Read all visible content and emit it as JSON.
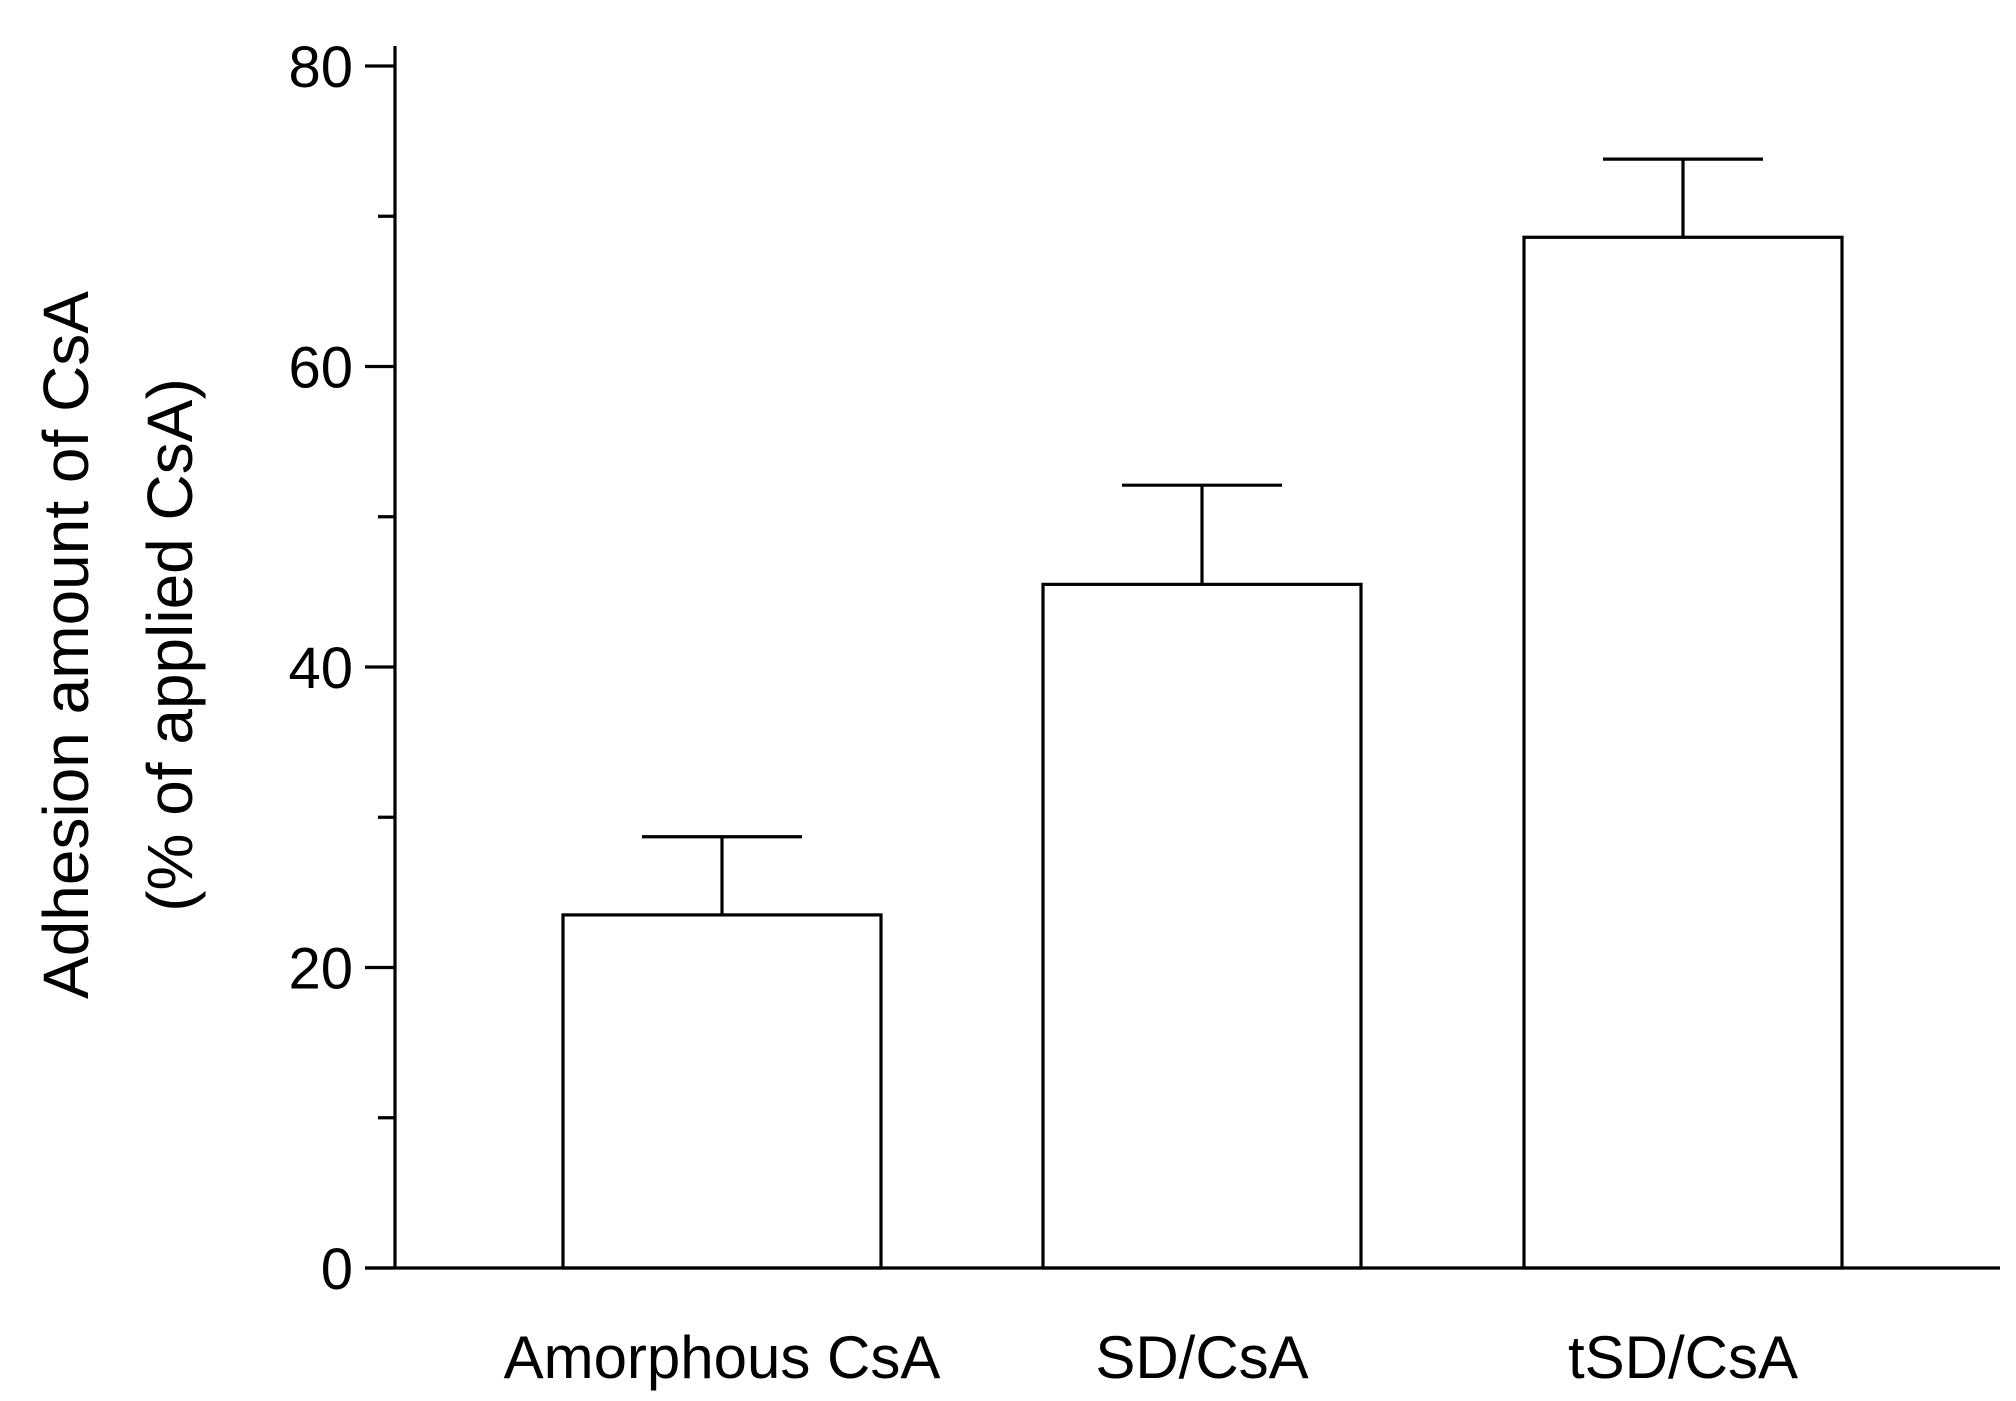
{
  "chart_data": {
    "type": "bar",
    "title": "",
    "xlabel": "",
    "ylabel": {
      "line1": "Adhesion amount of CsA",
      "line2": "(% of applied CsA)"
    },
    "categories": [
      "Amorphous CsA",
      "SD/CsA",
      "tSD/CsA"
    ],
    "values": [
      23.5,
      45.5,
      68.6
    ],
    "error_upper": [
      5.2,
      6.6,
      5.2
    ],
    "ylim": [
      0,
      80
    ],
    "yticks_major": [
      0,
      20,
      40,
      60,
      80
    ],
    "yticks_major_labels": [
      "0",
      "20",
      "40",
      "60",
      "80"
    ],
    "yticks_minor": [
      10,
      30,
      50,
      70
    ],
    "grid": false,
    "legend": "none",
    "bar_fill": "#ffffff",
    "stroke_color": "#000000"
  }
}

+-------+

* [What is needed]
Output the entries above exactly, without their pictures.

* [Result for this exercise]
Read all visible content and emit it as JSON.
{
  "chart_data": {
    "type": "bar",
    "title": "",
    "xlabel": "",
    "ylabel": {
      "line1": "Adhesion amount of CsA",
      "line2": "(% of applied CsA)"
    },
    "categories": [
      "Amorphous CsA",
      "SD/CsA",
      "tSD/CsA"
    ],
    "values": [
      23.5,
      45.5,
      68.6
    ],
    "error_upper": [
      5.2,
      6.6,
      5.2
    ],
    "ylim": [
      0,
      80
    ],
    "yticks_major": [
      0,
      20,
      40,
      60,
      80
    ],
    "yticks_major_labels": [
      "0",
      "20",
      "40",
      "60",
      "80"
    ],
    "yticks_minor": [
      10,
      30,
      50,
      70
    ],
    "grid": false,
    "legend": "none",
    "bar_fill": "#ffffff",
    "stroke_color": "#000000"
  }
}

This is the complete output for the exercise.